### Challenge
From the building placement text below, reproduce word for word the passage between "In order to" and "started, for example.", inclusive.

Building Placement: Reinforcement Learning
In the previous section, we demonstrated that our building placement model works well in a supervised setup. Here, we'll discuss how to learn placement in a reinforcement learning (RL) setting. We assume familiarity with common RL concepts that can, if necessary, be acquired through various online classes. Prominent examples are David Silver's course at UCL or the Deep Reinforcement Learning course at Berekely.
Action Space Restriction by Masking
As discussed in the Neural Network Architecture section, the model outputs a probability distribution for every possible build location on the entire map. In an RL setup, this results in 128x128 = 16384 actions, many of which are impossible to perform due to limited terrain buildability or game constraints (e.g. most Zerg structures can only placed on creep). Furthermore, we formulated the building placement problem as to be restricted to a target BWEM area in the introduction.
In order to speed up learning, we want to avoid needless exploration and will thus restrict the action space of the model to the valid placement positions at the time when the placement action is taken. A location is considered valid if
- It is within the target BWEM area
- It is on buildable terrain
- If a couple of hard-coded placement checks are successful. These account for the size of the building to be placed and positions of other buildings that have been placed but for which construction has not been started, for example.
For the supervised training setup, we provided the model with an input that marked the target area. However, learning the mapping from multiple inputs to valid and invalid actions is time-consuming in reinforcement learning. We thus opt for masking out invalid actions instead, so that the probabilities computed by the model will be non-zero for valid locations only. This is achieved by applying a mask \(m\) of valid actions (i.e. with values 1 for valid and 0 for invalid actions) during the softmax computation as follows: $$\operatorname{masked\_softmax}({\bf x}, {\bf m})_i = \frac{m_i e^{x_i}}{\sum_i m_i e^{x_i}}$$
In the scenario we consider below, this reduces the action space from 16384 to 10 to 50, depending on the respective game state. In fact, in some cases we will consider only a single valid action and bypass the model completely: placing extractors and expansions.
Example Scenario
In the example scenario we consider, expansion placement is crucial for winning the game. Both players play Zerg and are implemented with TorchCraftAI. The opponent quickly builds up pressure by producing Zerglings, while the player that we're considering for learning tries to transition to Mutalisks. If it succeeds, it has a significant edge over the opponent, which cannot defend against air attacks. However, the technology investment requires withstanding the Zergling pressure by placing Sunken Colonies for defense. If those are purely placed, our player gets defeated quickly.

### Dataset records
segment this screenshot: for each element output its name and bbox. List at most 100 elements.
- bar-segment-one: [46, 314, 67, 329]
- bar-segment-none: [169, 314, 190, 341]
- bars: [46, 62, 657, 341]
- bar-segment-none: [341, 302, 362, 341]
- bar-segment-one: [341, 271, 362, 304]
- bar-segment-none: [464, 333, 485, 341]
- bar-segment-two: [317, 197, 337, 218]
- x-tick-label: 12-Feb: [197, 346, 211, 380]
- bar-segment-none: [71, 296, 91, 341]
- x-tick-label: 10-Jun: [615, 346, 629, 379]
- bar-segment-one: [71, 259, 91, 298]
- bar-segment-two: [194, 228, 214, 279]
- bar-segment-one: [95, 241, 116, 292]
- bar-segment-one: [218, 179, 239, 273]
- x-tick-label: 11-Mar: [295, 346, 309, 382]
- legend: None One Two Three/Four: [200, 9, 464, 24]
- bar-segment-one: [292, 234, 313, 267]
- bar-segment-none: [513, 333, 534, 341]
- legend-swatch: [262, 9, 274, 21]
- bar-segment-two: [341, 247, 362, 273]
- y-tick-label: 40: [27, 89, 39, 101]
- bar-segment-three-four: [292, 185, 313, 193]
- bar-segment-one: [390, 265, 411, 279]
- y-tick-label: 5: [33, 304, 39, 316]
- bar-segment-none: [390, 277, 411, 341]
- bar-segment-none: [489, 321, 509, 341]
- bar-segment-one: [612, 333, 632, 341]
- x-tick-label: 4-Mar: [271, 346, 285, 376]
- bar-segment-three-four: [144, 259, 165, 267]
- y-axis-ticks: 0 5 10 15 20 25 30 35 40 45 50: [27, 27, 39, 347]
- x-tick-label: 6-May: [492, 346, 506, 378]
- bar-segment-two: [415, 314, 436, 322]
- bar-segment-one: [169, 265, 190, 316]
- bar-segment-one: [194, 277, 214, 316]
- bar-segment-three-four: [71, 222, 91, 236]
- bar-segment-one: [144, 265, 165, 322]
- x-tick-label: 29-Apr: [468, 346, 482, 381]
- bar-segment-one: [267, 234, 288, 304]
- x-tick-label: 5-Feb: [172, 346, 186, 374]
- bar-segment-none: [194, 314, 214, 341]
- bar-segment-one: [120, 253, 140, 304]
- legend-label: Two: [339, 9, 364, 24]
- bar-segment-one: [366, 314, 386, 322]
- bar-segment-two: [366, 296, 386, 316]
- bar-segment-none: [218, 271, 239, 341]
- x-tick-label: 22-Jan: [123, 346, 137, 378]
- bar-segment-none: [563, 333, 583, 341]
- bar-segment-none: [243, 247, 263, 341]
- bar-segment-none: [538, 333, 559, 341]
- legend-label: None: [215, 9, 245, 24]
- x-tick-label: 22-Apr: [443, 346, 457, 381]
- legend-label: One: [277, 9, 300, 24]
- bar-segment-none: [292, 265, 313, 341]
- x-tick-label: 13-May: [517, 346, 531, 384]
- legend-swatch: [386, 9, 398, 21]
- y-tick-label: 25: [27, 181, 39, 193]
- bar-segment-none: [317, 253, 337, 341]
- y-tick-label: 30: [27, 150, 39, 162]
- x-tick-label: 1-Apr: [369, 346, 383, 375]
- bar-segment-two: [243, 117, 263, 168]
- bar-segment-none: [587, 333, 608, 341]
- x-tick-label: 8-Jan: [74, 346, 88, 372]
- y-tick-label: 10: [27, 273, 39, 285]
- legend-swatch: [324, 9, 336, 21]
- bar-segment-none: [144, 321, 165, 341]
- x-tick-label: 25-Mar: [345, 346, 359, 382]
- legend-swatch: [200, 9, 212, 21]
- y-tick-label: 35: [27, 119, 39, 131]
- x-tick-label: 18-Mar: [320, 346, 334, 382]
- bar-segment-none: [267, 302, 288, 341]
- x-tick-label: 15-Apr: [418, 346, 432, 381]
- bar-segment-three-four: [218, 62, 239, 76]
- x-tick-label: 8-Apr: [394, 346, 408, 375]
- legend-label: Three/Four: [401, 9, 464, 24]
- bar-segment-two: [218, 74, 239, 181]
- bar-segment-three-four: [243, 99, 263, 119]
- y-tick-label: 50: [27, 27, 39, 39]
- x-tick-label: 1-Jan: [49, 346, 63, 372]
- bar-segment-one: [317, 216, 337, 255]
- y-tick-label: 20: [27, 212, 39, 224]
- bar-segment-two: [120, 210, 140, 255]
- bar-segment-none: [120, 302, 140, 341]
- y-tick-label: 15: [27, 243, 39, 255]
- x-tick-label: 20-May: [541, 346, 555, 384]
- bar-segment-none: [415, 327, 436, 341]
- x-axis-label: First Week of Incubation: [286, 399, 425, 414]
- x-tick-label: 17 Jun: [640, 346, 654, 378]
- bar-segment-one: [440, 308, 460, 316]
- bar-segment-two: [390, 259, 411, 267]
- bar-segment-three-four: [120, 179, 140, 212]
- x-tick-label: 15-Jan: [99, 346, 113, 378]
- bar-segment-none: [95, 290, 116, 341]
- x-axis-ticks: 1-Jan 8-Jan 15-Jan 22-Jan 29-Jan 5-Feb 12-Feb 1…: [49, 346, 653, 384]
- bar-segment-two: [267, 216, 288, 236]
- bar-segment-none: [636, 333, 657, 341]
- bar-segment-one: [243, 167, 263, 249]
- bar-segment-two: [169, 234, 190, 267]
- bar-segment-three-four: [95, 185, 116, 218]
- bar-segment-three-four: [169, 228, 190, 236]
...
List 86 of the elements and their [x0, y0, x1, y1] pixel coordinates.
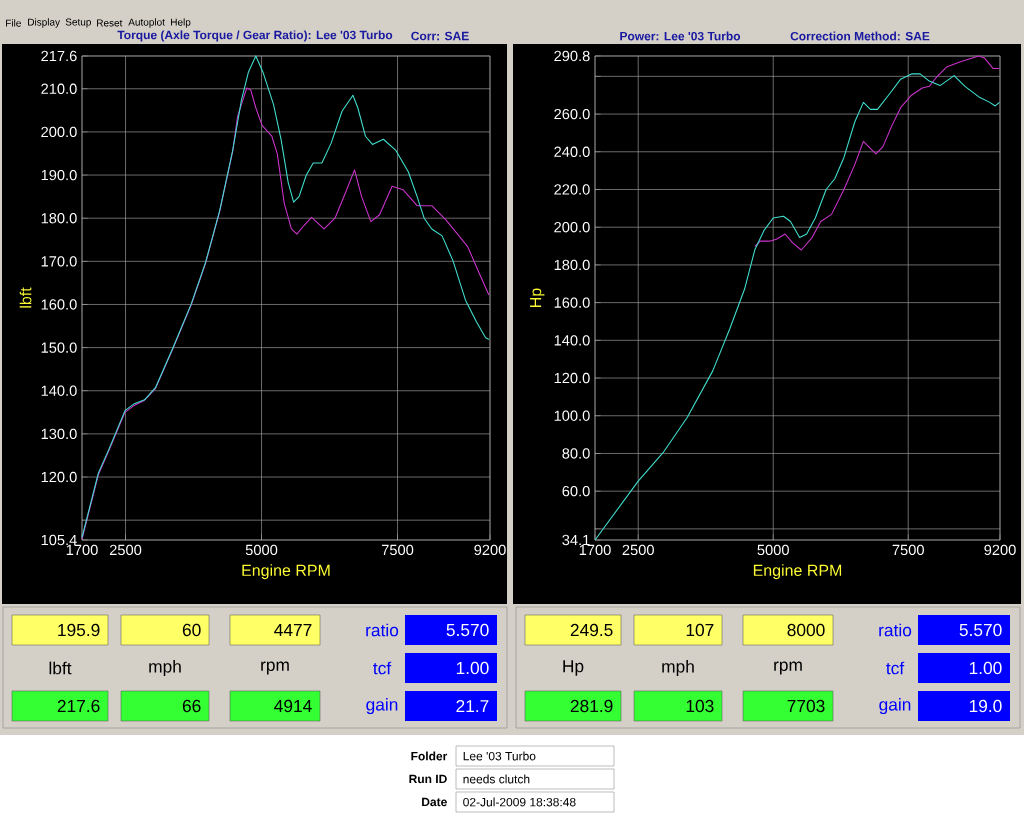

### Complete answer
In order to speed up learning, we want to avoid needless exploration and will thus restrict the action space of the model to the valid placement positions at the time when the placement action is taken. A location is considered valid if
- It is within the target BWEM area
- It is on buildable terrain
- If a couple of hard-coded placement checks are successful. These account for the size of the building to be placed and positions of other buildings that have been placed but for which construction has not been started, for example.